What to work on — Your task is to filter the data below down to the lines holding "Labour".

[Supplied records start]

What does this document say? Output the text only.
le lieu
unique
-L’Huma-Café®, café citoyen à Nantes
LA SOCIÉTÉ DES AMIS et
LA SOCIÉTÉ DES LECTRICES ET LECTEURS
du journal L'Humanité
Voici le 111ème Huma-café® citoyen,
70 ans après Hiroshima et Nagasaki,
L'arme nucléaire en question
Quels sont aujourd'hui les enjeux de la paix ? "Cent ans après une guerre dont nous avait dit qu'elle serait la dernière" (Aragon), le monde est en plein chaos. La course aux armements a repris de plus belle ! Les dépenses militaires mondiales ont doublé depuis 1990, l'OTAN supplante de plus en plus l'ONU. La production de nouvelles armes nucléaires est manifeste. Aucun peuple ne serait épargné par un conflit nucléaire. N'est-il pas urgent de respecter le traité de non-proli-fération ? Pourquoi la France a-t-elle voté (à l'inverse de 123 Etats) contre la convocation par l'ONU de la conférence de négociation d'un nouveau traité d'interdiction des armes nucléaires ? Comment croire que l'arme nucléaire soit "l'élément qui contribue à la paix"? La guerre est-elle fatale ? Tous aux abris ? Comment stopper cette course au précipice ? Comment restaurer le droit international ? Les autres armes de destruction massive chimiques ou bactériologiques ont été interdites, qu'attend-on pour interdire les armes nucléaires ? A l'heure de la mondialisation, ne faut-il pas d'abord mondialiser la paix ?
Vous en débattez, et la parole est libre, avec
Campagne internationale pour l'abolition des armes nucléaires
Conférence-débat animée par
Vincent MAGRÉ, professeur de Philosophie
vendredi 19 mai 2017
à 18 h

[Supplied records end]
[Supplied records start]

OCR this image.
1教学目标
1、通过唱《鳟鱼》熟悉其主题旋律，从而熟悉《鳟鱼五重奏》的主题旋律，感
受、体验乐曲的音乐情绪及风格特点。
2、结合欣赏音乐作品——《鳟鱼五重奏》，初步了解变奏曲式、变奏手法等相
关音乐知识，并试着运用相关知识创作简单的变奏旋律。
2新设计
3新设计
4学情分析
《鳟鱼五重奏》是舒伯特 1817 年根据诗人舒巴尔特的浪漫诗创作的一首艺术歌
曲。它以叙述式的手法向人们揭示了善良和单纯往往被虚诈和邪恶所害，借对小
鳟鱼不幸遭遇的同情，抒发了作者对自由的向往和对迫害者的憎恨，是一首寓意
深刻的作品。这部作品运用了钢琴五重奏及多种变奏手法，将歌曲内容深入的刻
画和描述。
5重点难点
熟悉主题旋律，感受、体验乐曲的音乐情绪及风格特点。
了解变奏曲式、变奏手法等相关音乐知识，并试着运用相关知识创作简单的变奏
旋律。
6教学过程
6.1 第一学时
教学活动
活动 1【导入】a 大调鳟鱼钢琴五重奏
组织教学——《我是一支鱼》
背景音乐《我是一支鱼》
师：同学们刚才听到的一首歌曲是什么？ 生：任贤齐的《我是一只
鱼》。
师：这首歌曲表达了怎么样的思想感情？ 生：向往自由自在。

[Supplied records end]
[Supplied records start]

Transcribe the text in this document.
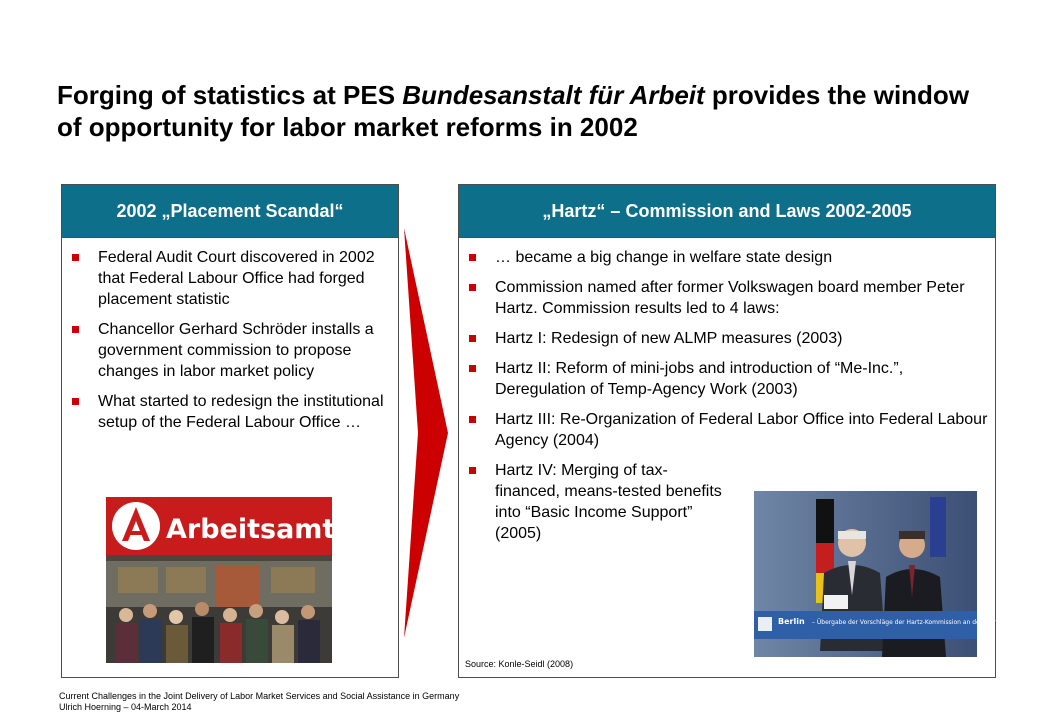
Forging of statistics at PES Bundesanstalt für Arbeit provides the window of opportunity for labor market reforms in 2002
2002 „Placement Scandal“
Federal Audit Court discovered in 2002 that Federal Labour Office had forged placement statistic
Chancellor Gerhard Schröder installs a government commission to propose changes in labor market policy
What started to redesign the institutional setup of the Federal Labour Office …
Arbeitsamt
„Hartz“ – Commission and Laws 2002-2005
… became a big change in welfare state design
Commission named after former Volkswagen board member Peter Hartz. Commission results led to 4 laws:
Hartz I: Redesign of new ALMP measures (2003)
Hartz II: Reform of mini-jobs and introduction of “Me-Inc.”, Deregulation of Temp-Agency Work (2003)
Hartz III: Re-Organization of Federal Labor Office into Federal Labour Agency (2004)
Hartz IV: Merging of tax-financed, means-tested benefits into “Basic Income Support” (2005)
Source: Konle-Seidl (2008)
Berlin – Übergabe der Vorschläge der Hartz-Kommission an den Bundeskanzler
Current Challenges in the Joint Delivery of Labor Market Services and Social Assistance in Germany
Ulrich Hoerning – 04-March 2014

[Supplied records end]

Expected answer —
Federal Audit Court discovered in 2002 that Federal Labour Office had forged placement statistic
What started to redesign the institutional setup of the Federal Labour Office …
Hartz III: Re-Organization of Federal Labor Office into Federal Labour Agency (2004)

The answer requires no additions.